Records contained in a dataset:
::::::::
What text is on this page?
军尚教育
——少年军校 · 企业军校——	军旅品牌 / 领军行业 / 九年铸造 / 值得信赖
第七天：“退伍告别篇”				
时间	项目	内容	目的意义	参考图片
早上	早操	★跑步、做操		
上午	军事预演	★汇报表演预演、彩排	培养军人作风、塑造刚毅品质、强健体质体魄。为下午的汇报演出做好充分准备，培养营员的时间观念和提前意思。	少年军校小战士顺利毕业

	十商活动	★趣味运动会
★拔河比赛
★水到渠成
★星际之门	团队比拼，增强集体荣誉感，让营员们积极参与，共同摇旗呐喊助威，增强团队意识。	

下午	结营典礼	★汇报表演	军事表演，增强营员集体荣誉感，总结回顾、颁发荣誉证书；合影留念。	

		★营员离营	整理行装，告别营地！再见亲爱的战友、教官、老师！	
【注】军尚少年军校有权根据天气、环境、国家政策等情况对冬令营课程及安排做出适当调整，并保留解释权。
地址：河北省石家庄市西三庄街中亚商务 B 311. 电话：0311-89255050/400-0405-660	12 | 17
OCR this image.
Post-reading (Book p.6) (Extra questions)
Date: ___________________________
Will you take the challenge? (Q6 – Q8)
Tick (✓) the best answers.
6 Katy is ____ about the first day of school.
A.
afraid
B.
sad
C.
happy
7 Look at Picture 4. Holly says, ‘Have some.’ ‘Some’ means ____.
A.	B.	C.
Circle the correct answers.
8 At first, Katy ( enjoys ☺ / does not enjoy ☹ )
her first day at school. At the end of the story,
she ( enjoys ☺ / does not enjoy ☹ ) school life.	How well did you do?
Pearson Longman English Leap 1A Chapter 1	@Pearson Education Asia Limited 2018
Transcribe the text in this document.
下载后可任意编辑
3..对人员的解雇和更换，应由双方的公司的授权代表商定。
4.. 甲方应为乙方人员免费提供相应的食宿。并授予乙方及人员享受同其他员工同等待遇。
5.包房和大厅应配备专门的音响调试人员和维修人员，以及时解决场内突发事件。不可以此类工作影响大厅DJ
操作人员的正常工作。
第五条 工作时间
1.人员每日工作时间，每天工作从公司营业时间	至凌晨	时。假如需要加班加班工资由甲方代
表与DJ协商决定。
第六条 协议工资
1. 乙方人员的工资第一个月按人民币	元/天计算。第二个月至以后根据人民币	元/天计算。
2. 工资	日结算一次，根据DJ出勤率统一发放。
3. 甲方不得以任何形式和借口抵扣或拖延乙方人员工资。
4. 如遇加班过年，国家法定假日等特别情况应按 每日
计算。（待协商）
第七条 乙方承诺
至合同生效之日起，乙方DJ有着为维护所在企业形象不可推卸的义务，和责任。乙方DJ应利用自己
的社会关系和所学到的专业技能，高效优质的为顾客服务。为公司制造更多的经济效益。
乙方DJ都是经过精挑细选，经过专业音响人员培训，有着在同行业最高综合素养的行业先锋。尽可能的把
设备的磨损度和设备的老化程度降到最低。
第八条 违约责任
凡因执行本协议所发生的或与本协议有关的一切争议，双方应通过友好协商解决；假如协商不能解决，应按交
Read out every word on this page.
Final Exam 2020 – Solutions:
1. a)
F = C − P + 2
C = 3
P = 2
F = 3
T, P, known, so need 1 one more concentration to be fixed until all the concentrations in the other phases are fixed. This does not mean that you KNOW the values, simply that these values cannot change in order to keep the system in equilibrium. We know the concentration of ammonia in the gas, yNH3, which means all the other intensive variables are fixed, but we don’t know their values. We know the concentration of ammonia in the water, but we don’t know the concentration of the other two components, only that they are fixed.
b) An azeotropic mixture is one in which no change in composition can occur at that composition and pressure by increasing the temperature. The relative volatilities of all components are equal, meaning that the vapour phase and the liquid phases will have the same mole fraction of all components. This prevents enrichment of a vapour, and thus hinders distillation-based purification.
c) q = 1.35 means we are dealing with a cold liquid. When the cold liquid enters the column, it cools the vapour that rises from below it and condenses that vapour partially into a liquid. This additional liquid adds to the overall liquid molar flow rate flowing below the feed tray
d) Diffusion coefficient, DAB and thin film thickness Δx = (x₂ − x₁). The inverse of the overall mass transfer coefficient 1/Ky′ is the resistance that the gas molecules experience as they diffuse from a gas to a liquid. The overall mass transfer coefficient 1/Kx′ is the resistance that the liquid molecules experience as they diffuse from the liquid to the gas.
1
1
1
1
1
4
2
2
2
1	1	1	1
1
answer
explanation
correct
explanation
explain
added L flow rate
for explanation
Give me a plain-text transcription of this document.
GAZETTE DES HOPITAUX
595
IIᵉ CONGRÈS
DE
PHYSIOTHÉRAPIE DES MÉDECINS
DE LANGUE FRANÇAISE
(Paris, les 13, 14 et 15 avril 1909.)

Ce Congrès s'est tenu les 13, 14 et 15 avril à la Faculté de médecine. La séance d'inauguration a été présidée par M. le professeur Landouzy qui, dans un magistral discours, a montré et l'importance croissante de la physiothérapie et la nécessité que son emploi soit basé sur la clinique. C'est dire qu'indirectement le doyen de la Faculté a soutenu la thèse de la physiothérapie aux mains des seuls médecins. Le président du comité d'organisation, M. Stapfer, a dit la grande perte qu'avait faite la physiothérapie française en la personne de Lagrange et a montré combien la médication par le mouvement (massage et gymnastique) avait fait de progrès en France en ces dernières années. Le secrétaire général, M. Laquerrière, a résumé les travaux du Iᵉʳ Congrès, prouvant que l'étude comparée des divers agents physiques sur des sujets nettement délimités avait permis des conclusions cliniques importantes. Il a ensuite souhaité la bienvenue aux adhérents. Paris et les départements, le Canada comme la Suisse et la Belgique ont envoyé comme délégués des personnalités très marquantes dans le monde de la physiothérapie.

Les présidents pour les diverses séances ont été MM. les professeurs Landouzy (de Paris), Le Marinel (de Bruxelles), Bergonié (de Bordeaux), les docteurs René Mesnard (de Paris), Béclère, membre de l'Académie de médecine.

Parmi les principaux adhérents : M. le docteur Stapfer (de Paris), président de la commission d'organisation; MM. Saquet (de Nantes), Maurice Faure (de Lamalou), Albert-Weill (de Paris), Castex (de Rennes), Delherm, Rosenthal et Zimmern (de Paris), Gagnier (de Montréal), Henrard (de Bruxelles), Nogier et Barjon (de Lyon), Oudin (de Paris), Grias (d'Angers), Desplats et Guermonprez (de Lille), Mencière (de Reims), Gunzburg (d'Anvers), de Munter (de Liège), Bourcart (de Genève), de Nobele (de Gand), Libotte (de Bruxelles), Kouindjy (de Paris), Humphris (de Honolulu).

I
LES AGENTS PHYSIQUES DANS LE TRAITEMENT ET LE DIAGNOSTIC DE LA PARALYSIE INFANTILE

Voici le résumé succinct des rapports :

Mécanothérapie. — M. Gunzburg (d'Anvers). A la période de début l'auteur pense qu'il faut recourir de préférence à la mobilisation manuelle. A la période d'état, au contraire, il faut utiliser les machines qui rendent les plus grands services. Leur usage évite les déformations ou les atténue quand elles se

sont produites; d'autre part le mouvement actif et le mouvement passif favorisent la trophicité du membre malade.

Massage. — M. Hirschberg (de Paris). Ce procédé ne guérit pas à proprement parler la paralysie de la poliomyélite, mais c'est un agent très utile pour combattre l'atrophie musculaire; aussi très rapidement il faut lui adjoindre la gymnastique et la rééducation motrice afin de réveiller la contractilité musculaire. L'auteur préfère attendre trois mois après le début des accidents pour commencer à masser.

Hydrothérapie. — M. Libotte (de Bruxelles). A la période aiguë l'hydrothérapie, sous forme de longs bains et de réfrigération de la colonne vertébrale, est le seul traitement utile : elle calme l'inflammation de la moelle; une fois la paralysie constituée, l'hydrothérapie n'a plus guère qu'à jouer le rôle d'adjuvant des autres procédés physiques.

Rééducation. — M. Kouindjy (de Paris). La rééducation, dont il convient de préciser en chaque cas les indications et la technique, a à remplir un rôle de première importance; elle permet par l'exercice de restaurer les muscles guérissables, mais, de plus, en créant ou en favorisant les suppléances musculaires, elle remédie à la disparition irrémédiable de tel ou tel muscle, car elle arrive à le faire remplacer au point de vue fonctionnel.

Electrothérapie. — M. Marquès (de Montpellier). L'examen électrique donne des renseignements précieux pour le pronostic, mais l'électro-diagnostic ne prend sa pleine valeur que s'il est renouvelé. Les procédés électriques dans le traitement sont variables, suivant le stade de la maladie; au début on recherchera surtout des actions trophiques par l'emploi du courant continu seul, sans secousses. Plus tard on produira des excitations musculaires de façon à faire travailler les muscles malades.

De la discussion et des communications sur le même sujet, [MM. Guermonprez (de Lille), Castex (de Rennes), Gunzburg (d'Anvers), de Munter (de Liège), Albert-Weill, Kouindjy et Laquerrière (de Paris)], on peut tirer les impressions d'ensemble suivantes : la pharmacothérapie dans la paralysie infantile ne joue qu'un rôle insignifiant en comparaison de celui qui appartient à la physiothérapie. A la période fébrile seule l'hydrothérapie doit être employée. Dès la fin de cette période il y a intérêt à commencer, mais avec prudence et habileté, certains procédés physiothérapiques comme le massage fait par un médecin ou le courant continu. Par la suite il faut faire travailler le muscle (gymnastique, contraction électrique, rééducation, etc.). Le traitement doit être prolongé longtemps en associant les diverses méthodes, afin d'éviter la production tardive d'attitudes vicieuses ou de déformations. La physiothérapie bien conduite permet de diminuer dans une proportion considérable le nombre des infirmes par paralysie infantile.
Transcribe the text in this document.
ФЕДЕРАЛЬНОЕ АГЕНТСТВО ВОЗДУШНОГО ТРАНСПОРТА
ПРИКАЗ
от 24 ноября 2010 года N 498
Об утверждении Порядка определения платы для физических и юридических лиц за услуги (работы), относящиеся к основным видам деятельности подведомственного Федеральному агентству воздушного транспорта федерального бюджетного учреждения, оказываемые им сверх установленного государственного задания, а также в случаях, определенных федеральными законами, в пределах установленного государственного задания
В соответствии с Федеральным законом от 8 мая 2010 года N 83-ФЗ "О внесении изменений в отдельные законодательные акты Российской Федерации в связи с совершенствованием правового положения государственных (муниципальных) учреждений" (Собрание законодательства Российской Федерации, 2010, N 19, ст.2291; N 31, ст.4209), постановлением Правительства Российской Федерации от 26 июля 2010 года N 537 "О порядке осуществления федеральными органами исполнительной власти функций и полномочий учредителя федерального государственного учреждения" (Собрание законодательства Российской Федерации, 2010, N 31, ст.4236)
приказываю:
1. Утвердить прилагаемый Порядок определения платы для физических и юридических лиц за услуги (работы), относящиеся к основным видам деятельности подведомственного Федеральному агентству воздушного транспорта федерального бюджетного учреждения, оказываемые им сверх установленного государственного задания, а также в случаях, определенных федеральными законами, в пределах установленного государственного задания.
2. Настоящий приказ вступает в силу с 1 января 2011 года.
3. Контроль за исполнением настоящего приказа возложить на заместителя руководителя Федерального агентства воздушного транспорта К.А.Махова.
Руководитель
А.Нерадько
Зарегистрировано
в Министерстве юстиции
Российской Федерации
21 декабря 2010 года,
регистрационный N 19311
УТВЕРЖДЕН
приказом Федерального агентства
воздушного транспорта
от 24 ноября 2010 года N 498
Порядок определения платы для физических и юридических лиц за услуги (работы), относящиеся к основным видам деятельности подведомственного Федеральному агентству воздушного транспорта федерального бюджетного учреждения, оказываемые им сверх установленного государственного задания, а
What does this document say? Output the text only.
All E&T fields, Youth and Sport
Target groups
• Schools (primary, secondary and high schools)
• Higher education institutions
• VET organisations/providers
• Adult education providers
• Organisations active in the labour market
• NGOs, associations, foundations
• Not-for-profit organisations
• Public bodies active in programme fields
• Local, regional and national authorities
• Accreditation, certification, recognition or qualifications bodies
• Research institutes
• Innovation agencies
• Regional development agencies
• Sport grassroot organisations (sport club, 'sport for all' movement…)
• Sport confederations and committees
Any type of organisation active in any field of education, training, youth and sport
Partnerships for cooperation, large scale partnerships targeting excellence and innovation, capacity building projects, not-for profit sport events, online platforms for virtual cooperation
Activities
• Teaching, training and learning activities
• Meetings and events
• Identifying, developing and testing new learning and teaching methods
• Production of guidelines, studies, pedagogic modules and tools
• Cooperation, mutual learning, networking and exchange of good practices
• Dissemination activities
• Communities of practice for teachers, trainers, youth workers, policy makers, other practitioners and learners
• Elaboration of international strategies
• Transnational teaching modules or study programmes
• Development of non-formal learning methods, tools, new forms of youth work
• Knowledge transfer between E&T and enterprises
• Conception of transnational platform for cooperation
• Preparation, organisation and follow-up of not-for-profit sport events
::::::::
### DIRECTIONS FOR THIS TASK
Pull out all lines from the entries above in which the word "agencies" appears.

### FULL ANSWER
• Innovation agencies
• Regional development agencies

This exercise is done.